Task description -> From the listing below, extract every line containing "温馨提示".

[Dataset items]
····················
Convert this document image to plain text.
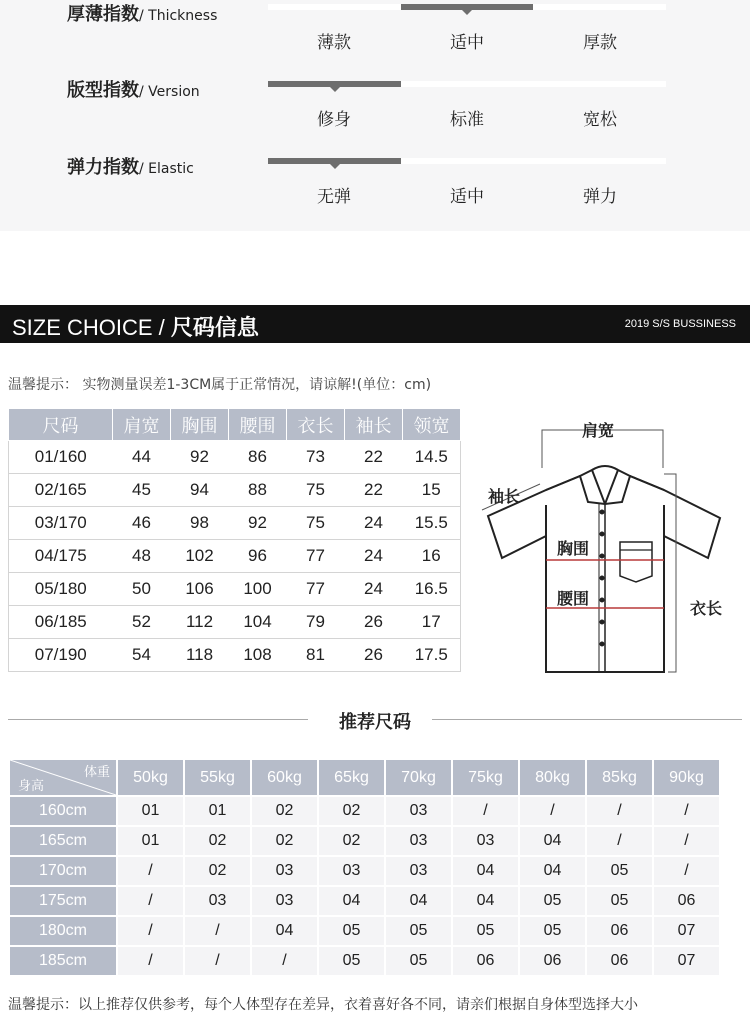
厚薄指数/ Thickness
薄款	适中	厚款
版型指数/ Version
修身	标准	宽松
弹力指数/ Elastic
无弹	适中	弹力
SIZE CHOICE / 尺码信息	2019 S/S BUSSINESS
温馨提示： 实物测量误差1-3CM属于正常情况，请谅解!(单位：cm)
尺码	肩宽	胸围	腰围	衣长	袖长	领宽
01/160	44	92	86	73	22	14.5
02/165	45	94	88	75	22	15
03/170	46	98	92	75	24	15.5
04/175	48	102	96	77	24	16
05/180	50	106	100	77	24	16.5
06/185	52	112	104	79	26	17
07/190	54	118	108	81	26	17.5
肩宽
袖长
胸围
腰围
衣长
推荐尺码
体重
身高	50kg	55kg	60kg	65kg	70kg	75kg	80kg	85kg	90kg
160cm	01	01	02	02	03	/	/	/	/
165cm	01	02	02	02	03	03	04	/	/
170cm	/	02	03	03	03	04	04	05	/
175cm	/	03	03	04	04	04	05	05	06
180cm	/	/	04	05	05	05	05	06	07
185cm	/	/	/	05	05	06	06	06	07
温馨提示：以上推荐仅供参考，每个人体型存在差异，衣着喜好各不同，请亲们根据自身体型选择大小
····················
Exercise result ->
温馨提示： 实物测量误差1-3CM属于正常情况，请谅解!(单位：cm)
温馨提示：以上推荐仅供参考，每个人体型存在差异，衣着喜好各不同，请亲们根据自身体型选择大小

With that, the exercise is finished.